EXERCISE DESCRIPTION:
From the records below, give the number of lines that contain the string "nuisance", without any other text.

++++++++++

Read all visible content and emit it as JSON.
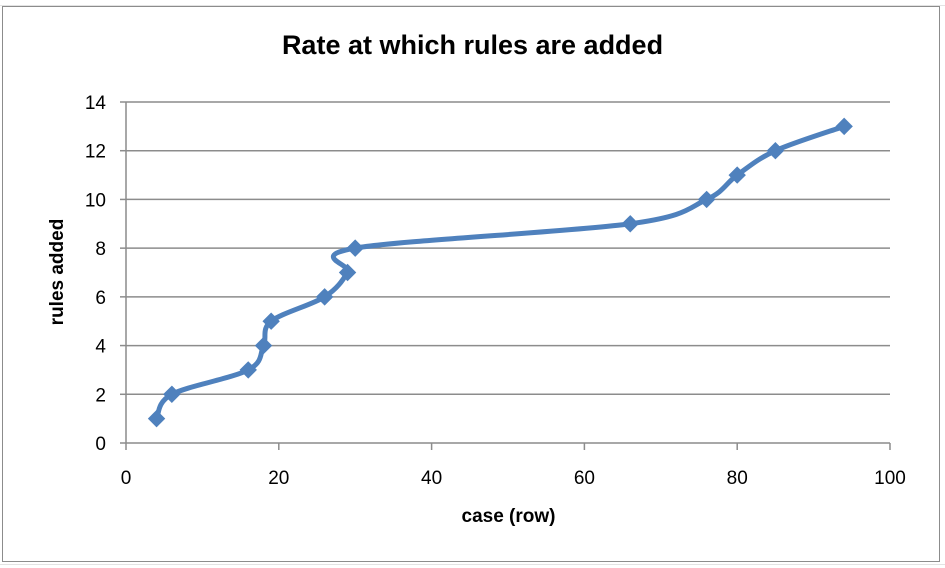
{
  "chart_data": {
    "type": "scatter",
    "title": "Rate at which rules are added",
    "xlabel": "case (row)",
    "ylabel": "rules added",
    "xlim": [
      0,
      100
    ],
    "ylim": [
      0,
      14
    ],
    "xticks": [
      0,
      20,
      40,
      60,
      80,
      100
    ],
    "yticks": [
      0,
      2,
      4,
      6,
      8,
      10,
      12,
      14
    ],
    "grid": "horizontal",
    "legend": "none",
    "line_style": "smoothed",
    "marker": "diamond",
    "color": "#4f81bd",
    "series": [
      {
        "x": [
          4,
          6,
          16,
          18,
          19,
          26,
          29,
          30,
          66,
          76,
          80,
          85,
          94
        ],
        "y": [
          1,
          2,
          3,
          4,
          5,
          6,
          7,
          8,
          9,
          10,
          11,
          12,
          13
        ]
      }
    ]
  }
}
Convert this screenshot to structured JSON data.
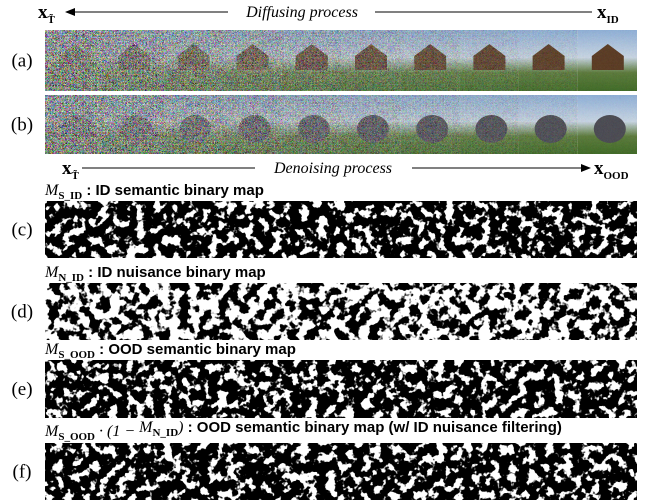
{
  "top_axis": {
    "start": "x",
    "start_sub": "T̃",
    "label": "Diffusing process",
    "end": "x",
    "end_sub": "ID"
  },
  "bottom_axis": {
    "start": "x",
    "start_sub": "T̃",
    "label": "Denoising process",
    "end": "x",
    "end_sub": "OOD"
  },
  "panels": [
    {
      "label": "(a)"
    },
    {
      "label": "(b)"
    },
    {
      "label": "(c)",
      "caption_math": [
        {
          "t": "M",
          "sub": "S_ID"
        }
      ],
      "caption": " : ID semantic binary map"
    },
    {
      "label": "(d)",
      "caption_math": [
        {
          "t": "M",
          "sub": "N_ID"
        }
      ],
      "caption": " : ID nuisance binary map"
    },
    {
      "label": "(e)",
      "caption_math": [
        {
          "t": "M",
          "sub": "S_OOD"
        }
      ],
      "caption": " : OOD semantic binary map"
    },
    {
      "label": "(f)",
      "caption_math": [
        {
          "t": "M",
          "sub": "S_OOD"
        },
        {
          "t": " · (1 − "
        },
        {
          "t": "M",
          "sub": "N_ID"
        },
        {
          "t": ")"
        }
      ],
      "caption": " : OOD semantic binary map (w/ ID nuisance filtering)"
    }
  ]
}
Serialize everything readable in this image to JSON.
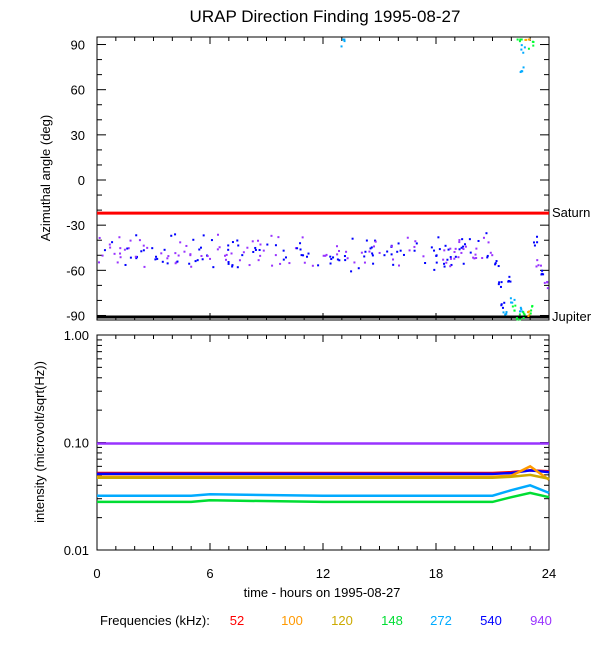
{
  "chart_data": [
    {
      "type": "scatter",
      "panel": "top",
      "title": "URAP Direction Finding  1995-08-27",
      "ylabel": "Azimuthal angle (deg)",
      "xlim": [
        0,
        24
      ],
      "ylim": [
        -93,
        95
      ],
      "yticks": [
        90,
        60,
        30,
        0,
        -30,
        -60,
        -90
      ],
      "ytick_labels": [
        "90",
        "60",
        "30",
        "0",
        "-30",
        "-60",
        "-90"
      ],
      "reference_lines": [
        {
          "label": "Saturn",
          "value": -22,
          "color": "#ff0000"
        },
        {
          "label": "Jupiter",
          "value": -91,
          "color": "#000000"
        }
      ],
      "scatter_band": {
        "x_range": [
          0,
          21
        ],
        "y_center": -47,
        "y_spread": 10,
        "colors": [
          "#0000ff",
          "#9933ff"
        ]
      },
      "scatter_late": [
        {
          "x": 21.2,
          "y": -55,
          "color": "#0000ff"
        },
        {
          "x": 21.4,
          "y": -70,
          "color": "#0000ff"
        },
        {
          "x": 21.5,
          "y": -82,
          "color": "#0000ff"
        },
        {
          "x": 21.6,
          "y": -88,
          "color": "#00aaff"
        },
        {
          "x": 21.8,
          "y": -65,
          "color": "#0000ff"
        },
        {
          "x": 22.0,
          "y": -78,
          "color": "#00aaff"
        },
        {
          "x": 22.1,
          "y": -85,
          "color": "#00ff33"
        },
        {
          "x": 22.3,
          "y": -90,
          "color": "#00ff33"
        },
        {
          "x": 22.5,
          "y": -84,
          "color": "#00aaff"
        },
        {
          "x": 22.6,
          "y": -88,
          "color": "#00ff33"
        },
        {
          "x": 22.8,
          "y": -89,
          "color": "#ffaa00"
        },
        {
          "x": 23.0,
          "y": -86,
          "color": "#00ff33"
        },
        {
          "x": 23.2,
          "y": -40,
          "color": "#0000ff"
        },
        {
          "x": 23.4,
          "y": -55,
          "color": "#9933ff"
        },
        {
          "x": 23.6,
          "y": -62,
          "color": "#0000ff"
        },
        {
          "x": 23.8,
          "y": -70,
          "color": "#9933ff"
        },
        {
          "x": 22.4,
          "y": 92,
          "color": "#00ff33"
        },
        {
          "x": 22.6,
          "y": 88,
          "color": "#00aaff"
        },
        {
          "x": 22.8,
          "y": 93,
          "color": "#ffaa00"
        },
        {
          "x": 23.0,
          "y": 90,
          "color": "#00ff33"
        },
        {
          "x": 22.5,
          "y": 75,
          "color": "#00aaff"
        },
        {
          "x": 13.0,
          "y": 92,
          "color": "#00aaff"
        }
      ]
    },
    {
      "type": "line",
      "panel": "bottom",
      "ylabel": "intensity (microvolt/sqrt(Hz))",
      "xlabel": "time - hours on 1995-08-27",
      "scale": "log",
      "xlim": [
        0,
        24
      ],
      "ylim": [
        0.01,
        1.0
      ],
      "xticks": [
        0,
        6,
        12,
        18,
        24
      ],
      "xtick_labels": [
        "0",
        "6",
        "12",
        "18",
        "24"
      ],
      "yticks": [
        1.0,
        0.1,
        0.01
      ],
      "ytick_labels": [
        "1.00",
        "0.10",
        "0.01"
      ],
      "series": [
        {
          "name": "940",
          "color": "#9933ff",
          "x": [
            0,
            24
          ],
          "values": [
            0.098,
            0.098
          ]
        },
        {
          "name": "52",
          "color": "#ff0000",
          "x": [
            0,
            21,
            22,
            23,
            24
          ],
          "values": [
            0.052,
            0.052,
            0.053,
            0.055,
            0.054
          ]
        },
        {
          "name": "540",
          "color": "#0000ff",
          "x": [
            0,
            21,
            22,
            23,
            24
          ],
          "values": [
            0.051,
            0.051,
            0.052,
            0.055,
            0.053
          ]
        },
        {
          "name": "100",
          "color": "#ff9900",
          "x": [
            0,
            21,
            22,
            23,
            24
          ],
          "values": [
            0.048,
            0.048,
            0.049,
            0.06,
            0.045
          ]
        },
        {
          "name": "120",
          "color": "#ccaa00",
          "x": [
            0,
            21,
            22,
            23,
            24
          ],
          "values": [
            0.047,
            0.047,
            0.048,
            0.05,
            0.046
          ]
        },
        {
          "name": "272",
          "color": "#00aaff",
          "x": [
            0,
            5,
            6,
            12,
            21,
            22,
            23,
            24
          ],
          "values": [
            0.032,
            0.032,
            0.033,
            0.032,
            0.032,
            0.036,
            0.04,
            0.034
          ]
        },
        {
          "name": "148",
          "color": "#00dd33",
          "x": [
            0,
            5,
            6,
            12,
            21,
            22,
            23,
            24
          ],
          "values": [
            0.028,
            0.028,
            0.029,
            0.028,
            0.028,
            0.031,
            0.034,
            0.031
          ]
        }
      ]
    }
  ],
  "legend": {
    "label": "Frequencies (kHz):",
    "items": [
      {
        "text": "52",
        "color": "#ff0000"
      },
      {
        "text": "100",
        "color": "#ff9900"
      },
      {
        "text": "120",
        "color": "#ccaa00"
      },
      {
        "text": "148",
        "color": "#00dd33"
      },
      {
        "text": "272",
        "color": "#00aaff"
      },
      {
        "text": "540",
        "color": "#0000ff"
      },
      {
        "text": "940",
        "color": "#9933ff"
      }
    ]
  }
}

++++++++++

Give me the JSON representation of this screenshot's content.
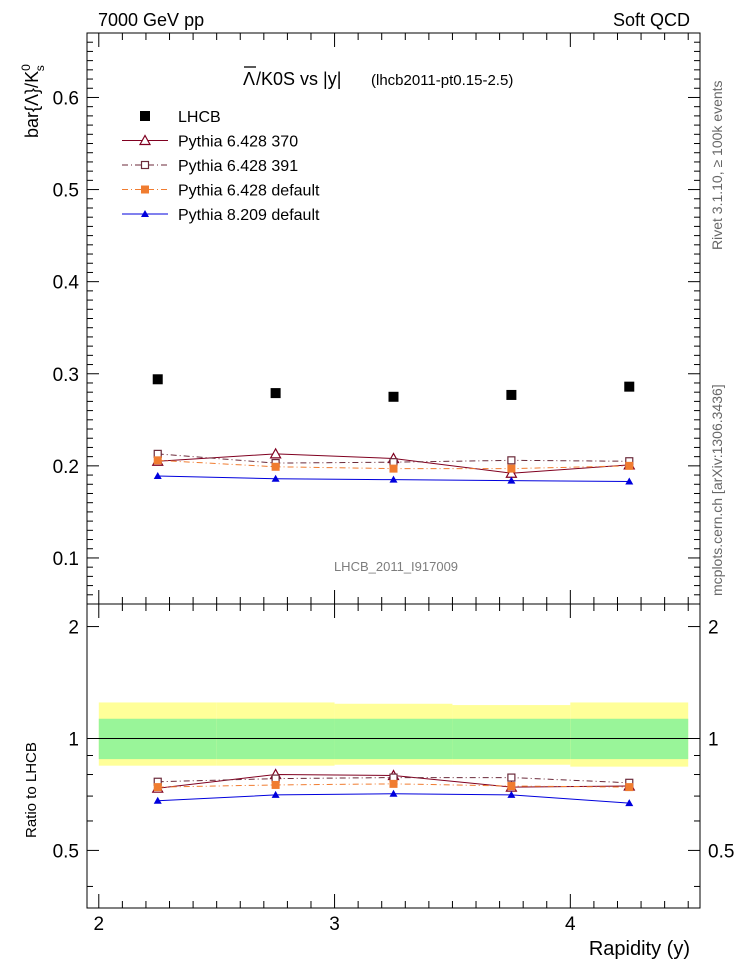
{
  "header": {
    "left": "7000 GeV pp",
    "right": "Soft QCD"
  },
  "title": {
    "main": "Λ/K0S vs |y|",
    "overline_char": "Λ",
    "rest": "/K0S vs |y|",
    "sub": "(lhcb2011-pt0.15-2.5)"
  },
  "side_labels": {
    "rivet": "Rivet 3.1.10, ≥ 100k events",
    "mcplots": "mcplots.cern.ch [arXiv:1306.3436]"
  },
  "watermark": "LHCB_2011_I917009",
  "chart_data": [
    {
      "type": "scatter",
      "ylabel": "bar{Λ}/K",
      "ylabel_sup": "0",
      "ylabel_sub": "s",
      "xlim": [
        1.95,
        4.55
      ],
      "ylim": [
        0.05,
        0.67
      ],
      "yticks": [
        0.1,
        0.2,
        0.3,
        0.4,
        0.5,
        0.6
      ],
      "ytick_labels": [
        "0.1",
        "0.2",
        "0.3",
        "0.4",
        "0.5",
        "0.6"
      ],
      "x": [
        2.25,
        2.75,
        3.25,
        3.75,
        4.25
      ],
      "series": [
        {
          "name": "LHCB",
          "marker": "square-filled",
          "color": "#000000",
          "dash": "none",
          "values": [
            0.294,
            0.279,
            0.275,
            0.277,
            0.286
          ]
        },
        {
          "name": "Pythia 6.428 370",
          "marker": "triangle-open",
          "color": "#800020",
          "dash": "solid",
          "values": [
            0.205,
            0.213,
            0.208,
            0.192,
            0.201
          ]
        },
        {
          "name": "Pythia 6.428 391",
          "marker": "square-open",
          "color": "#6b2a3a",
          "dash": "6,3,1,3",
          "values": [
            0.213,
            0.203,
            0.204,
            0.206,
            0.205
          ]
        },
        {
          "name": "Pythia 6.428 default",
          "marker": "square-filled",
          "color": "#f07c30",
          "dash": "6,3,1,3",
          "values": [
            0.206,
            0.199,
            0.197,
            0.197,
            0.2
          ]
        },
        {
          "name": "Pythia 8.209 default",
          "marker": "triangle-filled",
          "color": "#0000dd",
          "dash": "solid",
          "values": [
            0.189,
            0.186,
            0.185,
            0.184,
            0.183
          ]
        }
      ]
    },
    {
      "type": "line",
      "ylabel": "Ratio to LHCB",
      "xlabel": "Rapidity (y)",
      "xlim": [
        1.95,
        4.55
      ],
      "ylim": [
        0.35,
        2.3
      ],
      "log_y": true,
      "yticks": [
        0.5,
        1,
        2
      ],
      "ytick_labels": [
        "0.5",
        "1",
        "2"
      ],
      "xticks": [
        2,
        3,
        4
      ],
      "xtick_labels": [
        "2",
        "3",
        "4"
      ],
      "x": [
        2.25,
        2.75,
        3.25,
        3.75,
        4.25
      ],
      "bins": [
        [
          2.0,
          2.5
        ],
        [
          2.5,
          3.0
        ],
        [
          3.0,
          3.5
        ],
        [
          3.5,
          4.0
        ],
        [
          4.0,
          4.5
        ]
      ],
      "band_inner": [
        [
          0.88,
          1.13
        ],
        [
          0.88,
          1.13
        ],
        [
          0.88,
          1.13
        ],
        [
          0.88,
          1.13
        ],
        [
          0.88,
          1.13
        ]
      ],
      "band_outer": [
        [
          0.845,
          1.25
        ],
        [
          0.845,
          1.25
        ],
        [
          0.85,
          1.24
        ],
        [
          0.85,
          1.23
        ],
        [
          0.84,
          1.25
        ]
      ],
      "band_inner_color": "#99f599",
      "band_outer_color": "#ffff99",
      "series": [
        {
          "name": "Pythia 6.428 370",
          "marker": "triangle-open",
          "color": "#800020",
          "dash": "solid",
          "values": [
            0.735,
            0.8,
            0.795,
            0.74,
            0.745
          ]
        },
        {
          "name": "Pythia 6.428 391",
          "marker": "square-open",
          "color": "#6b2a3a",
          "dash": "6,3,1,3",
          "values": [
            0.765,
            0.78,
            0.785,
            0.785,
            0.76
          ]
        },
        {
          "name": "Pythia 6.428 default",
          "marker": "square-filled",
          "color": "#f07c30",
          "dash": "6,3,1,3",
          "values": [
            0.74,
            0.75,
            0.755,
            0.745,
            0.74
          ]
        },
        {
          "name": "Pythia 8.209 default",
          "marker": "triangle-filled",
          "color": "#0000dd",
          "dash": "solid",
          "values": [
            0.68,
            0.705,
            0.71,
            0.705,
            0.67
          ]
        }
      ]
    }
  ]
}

++++++++++

ANSWER TO THE PROBLEM:
2